__Problem details__
Look for the string "Median" in the lines and copy each line that has it.

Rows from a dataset
════
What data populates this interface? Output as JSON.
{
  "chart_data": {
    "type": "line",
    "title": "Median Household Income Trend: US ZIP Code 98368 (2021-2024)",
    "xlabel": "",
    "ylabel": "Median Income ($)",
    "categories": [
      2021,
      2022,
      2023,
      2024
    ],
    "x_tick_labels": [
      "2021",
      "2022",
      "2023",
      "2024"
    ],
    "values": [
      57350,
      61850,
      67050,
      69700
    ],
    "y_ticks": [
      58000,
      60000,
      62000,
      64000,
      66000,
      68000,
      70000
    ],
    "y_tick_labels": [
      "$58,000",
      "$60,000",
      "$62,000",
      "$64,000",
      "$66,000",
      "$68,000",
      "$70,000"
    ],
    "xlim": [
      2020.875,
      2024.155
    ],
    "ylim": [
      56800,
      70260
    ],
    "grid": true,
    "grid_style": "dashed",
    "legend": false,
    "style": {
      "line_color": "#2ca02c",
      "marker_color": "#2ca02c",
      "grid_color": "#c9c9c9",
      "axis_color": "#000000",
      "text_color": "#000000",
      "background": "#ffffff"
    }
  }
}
════
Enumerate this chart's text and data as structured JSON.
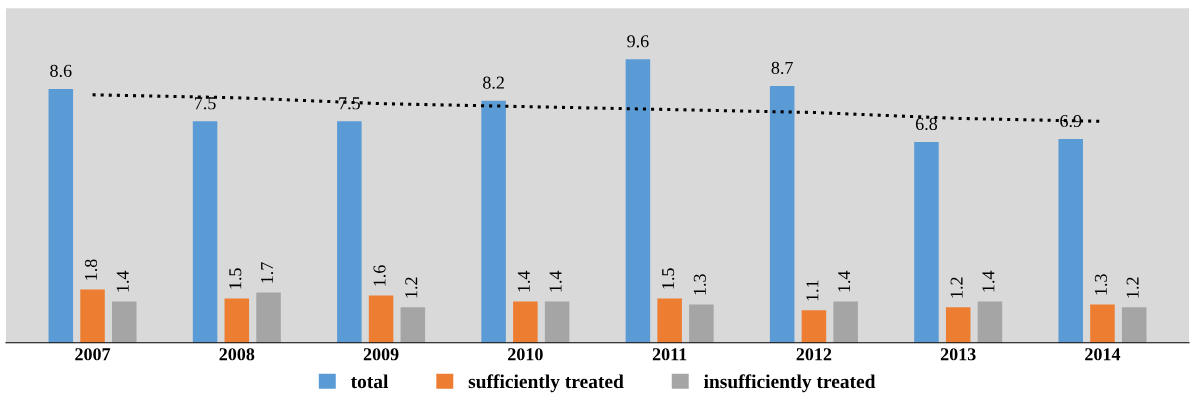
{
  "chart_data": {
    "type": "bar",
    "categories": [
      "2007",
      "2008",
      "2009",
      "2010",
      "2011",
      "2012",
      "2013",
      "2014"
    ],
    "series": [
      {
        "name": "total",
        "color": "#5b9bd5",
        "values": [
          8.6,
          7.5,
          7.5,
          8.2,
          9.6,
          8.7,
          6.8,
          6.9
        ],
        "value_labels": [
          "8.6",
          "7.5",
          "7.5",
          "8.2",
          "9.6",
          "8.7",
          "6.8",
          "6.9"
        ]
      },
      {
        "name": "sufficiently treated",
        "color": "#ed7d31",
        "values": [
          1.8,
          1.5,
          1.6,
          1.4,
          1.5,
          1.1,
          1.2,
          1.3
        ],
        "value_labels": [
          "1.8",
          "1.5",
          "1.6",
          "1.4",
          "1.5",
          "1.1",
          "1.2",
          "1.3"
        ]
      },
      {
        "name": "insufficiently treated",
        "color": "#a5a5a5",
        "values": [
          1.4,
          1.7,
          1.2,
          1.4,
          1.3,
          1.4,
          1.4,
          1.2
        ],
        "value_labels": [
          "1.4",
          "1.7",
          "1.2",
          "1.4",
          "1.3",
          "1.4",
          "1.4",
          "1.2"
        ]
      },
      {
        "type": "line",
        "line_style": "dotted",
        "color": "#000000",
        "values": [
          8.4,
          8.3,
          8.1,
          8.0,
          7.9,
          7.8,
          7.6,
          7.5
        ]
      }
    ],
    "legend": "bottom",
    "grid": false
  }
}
════
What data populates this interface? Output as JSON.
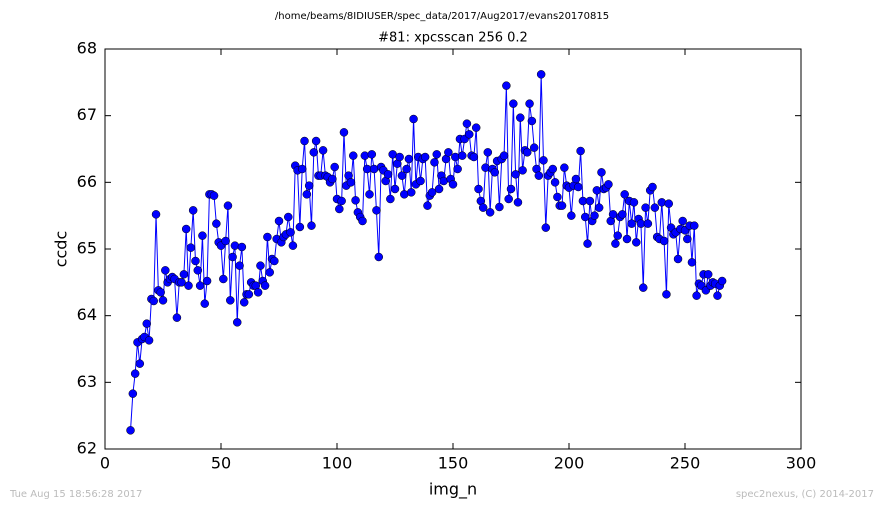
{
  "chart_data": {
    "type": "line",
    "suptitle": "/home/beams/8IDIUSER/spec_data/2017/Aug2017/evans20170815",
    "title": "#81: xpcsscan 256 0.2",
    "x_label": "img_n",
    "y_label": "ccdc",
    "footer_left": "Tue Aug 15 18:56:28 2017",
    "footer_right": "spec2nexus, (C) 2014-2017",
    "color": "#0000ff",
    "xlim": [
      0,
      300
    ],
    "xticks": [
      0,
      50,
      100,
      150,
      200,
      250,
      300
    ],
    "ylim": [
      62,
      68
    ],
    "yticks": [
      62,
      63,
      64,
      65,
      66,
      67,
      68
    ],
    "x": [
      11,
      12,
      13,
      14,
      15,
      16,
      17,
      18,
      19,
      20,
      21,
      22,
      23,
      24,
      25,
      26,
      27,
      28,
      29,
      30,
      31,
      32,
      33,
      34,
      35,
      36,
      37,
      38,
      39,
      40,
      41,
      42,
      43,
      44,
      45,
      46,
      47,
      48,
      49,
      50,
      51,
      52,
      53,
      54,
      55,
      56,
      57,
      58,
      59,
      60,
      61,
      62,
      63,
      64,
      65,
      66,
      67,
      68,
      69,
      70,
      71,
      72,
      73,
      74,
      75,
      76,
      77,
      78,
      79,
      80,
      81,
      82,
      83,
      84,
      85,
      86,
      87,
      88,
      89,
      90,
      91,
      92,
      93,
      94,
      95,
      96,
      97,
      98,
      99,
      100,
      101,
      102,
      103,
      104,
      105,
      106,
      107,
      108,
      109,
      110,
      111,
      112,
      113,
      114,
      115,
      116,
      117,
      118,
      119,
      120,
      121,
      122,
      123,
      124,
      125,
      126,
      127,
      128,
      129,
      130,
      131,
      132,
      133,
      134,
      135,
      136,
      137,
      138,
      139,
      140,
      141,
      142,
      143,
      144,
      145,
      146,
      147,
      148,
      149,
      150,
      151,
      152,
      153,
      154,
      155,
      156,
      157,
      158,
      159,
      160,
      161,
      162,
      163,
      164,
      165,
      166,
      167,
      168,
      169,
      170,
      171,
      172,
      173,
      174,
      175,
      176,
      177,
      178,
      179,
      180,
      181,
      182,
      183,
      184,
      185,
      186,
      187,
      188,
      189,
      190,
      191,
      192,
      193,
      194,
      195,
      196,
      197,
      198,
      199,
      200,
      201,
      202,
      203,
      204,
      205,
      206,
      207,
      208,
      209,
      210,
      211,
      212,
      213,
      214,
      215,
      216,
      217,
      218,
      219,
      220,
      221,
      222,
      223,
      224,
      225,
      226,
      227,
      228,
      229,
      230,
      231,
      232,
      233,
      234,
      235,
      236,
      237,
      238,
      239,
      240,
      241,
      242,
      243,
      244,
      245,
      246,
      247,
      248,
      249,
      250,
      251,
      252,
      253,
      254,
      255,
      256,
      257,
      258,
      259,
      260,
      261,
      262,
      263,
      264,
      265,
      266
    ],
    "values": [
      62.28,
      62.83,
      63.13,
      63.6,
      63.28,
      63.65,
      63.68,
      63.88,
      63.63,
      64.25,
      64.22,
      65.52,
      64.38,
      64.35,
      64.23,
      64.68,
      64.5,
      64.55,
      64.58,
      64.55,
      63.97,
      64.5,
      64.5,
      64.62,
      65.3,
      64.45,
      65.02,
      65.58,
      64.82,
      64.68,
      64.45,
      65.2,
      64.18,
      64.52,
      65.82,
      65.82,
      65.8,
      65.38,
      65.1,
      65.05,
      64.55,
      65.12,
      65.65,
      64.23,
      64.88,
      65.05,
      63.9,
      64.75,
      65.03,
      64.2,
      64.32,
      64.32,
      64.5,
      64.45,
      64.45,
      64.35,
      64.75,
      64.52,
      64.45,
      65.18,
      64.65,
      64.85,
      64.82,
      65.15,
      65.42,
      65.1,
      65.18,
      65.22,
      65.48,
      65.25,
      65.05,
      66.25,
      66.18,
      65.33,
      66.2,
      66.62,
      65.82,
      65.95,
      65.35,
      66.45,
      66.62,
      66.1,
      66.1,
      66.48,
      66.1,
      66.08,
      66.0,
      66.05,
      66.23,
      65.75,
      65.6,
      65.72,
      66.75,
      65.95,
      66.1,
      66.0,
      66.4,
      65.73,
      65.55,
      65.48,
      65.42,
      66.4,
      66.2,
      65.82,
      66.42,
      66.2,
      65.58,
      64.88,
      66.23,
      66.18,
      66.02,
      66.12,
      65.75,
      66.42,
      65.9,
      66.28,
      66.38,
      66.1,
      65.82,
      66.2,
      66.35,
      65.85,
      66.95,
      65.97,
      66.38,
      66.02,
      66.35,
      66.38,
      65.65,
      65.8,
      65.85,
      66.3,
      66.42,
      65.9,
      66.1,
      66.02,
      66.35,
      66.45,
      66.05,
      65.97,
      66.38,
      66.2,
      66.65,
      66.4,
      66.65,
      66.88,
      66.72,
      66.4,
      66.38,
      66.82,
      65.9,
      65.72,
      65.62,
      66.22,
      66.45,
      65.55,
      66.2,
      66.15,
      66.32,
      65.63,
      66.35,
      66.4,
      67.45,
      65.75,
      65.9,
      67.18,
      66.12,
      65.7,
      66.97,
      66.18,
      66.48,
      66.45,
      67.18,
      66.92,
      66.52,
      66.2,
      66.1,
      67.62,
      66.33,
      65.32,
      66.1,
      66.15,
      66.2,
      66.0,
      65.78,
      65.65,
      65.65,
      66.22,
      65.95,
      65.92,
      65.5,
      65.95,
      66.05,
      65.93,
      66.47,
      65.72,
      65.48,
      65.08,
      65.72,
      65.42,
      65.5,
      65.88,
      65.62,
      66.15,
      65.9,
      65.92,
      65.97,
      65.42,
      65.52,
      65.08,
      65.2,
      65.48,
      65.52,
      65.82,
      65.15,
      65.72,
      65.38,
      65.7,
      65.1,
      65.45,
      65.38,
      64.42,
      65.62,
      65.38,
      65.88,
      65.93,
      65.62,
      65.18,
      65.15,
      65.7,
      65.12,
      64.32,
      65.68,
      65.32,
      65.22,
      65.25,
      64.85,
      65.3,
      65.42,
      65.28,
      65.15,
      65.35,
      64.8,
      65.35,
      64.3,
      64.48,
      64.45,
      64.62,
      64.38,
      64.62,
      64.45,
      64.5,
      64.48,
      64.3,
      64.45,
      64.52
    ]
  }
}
════
__Response to this exercise__
    "title": "Median Household Income Trend: US ZIP Code 98368 (2021-2024)",
    "ylabel": "Median Income ($)",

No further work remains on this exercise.